A block of data:
** START **

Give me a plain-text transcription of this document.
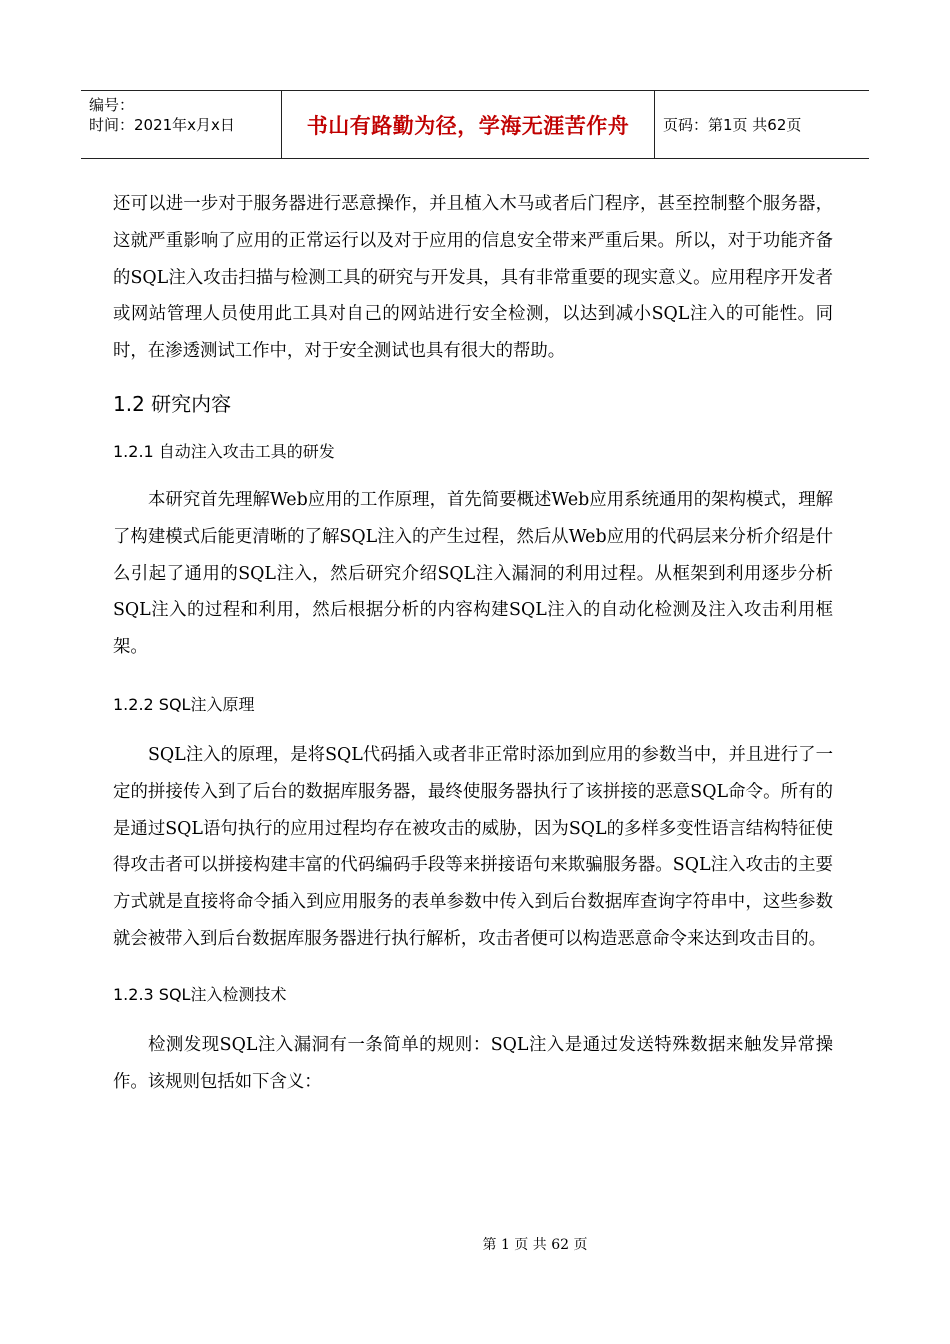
编号：
时间：2021年x月x日	书山有路勤为径，学海无涯苦作舟	页码：第1页 共62页

还可以进一步对于服务器进行恶意操作，并且植入木马或者后门程序，甚至控制整个服务器，这就严重影响了应用的正常运行以及对于应用的信息安全带来严重后果。所以，对于功能齐备的SQL注入攻击扫描与检测工具的研究与开发具，具有非常重要的现实意义。应用程序开发者或网站管理人员使用此工具对自己的网站进行安全检测，以达到减小SQL注入的可能性。同时，在渗透测试工作中，对于安全测试也具有很大的帮助。

1.2 研究内容
1.2.1 自动注入攻击工具的研发

本研究首先理解Web应用的工作原理，首先简要概述Web应用系统通用的架构模式，理解了构建模式后能更清晰的了解SQL注入的产生过程，然后从Web应用的代码层来分析介绍是什么引起了通用的SQL注入，然后研究介绍SQL注入漏洞的利用过程。从框架到利用逐步分析SQL注入的过程和利用，然后根据分析的内容构建SQL注入的自动化检测及注入攻击利用框架。

1.2.2 SQL注入原理

SQL注入的原理，是将SQL代码插入或者非正常时添加到应用的参数当中，并且进行了一定的拼接传入到了后台的数据库服务器，最终使服务器执行了该拼接的恶意SQL命令。所有的是通过SQL语句执行的应用过程均存在被攻击的威胁，因为SQL的多样多变性语言结构特征使得攻击者可以拼接构建丰富的代码编码手段等来拼接语句来欺骗服务器。SQL注入攻击的主要方式就是直接将命令插入到应用服务的表单参数中传入到后台数据库查询字符串中，这些参数就会被带入到后台数据库服务器进行执行解析，攻击者便可以构造恶意命令来达到攻击目的。

1.2.3 SQL注入检测技术

检测发现SQL注入漏洞有一条简单的规则：SQL注入是通过发送特殊数据来触发异常操作。该规则包括如下含义：

第 1 页 共 62 页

** END **

Repeat the listing in full and exactly. Do not include any images.

> _Result below_:
Give me a plain-text transcription of this document.
编号：
时间：2021年x月x日	书山有路勤为径，学海无涯苦作舟	页码：第1页 共62页

还可以进一步对于服务器进行恶意操作，并且植入木马或者后门程序，甚至控制整个服务器，这就严重影响了应用的正常运行以及对于应用的信息安全带来严重后果。所以，对于功能齐备的SQL注入攻击扫描与检测工具的研究与开发具，具有非常重要的现实意义。应用程序开发者或网站管理人员使用此工具对自己的网站进行安全检测，以达到减小SQL注入的可能性。同时，在渗透测试工作中，对于安全测试也具有很大的帮助。

1.2 研究内容
1.2.1 自动注入攻击工具的研发

本研究首先理解Web应用的工作原理，首先简要概述Web应用系统通用的架构模式，理解了构建模式后能更清晰的了解SQL注入的产生过程，然后从Web应用的代码层来分析介绍是什么引起了通用的SQL注入，然后研究介绍SQL注入漏洞的利用过程。从框架到利用逐步分析SQL注入的过程和利用，然后根据分析的内容构建SQL注入的自动化检测及注入攻击利用框架。

1.2.2 SQL注入原理

SQL注入的原理，是将SQL代码插入或者非正常时添加到应用的参数当中，并且进行了一定的拼接传入到了后台的数据库服务器，最终使服务器执行了该拼接的恶意SQL命令。所有的是通过SQL语句执行的应用过程均存在被攻击的威胁，因为SQL的多样多变性语言结构特征使得攻击者可以拼接构建丰富的代码编码手段等来拼接语句来欺骗服务器。SQL注入攻击的主要方式就是直接将命令插入到应用服务的表单参数中传入到后台数据库查询字符串中，这些参数就会被带入到后台数据库服务器进行执行解析，攻击者便可以构造恶意命令来达到攻击目的。

1.2.3 SQL注入检测技术

检测发现SQL注入漏洞有一条简单的规则：SQL注入是通过发送特殊数据来触发异常操作。该规则包括如下含义：

第 1 页 共 62 页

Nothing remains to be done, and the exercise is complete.